Dependence issues in tourism demand modeling and forecasting : within and between dependence
Date of Issue2017
College of Business (Nanyang Business School)
Tourism forecasting has long been an attractive topic in the tourism demand literature because of the undoubted significance of such studies for policy purposes. Many researchers have applied or modified various techniques routinely used in business for computing tourism forecasts and increasing forecast accuracy. Among these techniques, linear models are popular as they are computationally straightforward and can be easily applied in practice. However, linear relationship is just one of the numerous dependence structures, and the misspecification of dependence structures can cause over- or under-estimation problem. This thesis proposes the copula technique to address this issue. The research focuses on international tourism demand for Singapore and applies the copula method to examine tourism flows/arrivals to Singapore from 1995 to 2013. The empirical analysis of this thesis covers not only the serial dependence (labeled as Within Dependence) of individual tourism flows to Singapore, but also the dependence between different tourism flows (labeled as Between Dependence). Specifically, I conduct four studies to advance knowledge of dependence structure in tourism demand modeling and make a contribution to tourism forecasting with the use of the copula method. Study 1 and 2 analyze Within Dependence. The simple two-dimensional model is initially used to examine the Within Dependence of tourism demand and its first lag in Study 1. Study 2 investigates the sophisticated high-dimensional cases and includes higher order lags of tourism demand. The third study examines whether the dependence between tourism flows exists, to shed light on the Between Dependence and contribute to the joint forecast of tourism flows. In the last study, I take both the Within and Between Dependences into account, and develop a comprehensive copula-WB framework for forecasting. By analyzing the tourism flows to Singapore, the empirical results of the studies reveal the different serial dependence structures of tourism flows per se and the dependence structures between flows. Additionally, the studies show that in contrast to the AR, ARIMA, SARIMA, ARDL and ECM models, the copula method is flexible in specifying dependence structure and can improve tourism demand forecasting.

## Tasks to perform
**a.** Update the tourism forecasting thesis record: reproduce it from "Dependence issues in" up to and including "(Nanyang Business School)", with "College of Business" changed to "School of Business".
**b.** According to the tourism forecasting thesis record, which period of tourism arrivals to Singapore does the copula analysis cover?

Page segmentation data

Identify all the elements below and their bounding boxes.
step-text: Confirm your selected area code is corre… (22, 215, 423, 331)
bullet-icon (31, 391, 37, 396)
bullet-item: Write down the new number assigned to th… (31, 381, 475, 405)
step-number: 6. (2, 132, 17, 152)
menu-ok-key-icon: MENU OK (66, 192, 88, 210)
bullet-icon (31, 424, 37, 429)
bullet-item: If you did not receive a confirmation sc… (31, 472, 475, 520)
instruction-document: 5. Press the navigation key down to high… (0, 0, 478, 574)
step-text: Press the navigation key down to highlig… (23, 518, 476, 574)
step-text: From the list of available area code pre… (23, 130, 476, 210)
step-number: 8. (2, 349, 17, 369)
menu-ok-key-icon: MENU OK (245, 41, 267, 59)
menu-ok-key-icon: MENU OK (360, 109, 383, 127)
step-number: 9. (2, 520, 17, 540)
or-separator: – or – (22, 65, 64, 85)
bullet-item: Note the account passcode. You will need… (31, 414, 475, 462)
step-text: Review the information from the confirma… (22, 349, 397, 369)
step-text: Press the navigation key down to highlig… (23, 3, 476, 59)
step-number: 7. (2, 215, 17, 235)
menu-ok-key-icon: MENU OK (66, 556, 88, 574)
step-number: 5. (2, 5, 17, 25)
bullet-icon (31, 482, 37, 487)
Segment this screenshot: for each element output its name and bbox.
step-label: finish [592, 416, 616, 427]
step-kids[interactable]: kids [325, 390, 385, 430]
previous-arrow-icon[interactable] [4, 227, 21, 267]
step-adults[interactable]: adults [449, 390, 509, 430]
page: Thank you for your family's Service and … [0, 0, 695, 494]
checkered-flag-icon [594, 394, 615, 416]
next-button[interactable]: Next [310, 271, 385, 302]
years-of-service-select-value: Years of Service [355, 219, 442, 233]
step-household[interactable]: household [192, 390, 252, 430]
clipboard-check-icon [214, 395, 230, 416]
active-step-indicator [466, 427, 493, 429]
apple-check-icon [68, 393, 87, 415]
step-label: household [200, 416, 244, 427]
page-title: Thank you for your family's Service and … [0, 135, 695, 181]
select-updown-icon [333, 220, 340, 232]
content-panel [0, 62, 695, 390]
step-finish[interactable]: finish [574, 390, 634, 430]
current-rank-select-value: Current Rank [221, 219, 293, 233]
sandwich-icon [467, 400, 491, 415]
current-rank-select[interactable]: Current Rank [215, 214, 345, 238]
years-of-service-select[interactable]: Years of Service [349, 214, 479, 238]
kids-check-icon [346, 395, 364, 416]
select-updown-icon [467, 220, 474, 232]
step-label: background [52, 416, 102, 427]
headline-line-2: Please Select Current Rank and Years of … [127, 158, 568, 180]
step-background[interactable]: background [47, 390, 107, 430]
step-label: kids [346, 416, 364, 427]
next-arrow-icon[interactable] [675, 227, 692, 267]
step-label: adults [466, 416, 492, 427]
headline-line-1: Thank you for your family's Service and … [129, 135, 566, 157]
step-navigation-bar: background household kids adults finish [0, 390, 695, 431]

## Exercise results
**a.**
Dependence issues in tourism demand modeling and forecasting : within and between dependence
Date of Issue2017
School of Business (Nanyang Business School)

**b.** It covers tourism arrivals to Singapore from 1995 to 2013.